··· SOURCE TEXT

In any event, as respondent correctly notes, [Doc. 10 at 6], the FSA expressly limits the petitioner's ability to apply his FTCs until the number of his FTCs is equal to the remainder of his term of imprisonment. See 18 U.S.C. § 3264(g)(1)(A). As of the BOP's May 4, 2023 calculation, petitioner had accrued 572 program days and received 255 days of time credits. [Docs. 10 at 6; 18-2; 23-2]. To this end, it is further noted that the undersigned's calculation with respect to the date upon which it is recommended that petitioner begin receiving 15 days of credit, results in a net benefit to petitioner of only 25 days. When his total FTCs equal the remainder of time on his sentence, the BOP will determine if he meets the criteria to transfer to a pre-release RRC or home confinement, or to receive an early release. See 18 U.S.C. §§ 3632(d)(4)(C); 3624(g). Petitioner's contention that he is entitled to have FTCs applied to his sentencing computation to make him eligible for an immediate RRC or home confinement placement fails to state a claim for which relief can be granted.
V. RECOMMENDATION
For the foregoing reasons, the undersigned recommends that the Petition be GRANTED IN PART as to the petitioner's claim relating to the October 7, 2021 assessment; that respondent's Motion to Dismiss, or in the Alternative for Summary Judgment [Doc. 10] be GRANTED IN PART; that petitioners' remaining claims be DENIED and DISMISSED WITH PREJUDICE for failure to state a claim; and that the Petition be dismissed with instructions to the BOP to recalculate petitioner's time credits in accordance with this report. The undersigned further recommends that petitioner's Motion to Schedule a Pretrial Conference Pursuant to Fed.R.Civ.Pro. 16 [Doc. 24] be DENIED AS MOOT.

······
··· MATERIAL SUPPLIED

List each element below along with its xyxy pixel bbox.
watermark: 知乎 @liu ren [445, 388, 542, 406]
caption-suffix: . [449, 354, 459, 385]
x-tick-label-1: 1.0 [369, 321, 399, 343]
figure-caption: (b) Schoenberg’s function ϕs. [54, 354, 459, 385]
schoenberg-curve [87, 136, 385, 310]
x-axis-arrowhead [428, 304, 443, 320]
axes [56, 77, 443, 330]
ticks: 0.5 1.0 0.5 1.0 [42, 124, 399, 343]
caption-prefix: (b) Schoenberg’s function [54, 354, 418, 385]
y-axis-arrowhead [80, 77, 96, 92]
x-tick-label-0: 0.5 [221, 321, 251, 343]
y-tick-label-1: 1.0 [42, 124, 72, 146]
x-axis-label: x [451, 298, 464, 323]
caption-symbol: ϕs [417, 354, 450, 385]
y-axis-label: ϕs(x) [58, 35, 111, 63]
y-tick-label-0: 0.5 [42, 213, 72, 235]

······

▸ **GOAL OF THE EXERCISE**: Write out, word for word, the passage of the report on the petitioner's time credits from "V. RECOMMENDATION" to "DENIED AS MOOT.".

▸ **SOLUTION FOR THIS EXERCISE**:
V. RECOMMENDATION
For the foregoing reasons, the undersigned recommends that the Petition be GRANTED IN PART as to the petitioner's claim relating to the October 7, 2021 assessment; that respondent's Motion to Dismiss, or in the Alternative for Summary Judgment [Doc. 10] be GRANTED IN PART; that petitioners' remaining claims be DENIED and DISMISSED WITH PREJUDICE for failure to state a claim; and that the Petition be dismissed with instructions to the BOP to recalculate petitioner's time credits in accordance with this report. The undersigned further recommends that petitioner's Motion to Schedule a Pretrial Conference Pursuant to Fed.R.Civ.Pro. 16 [Doc. 24] be DENIED AS MOOT.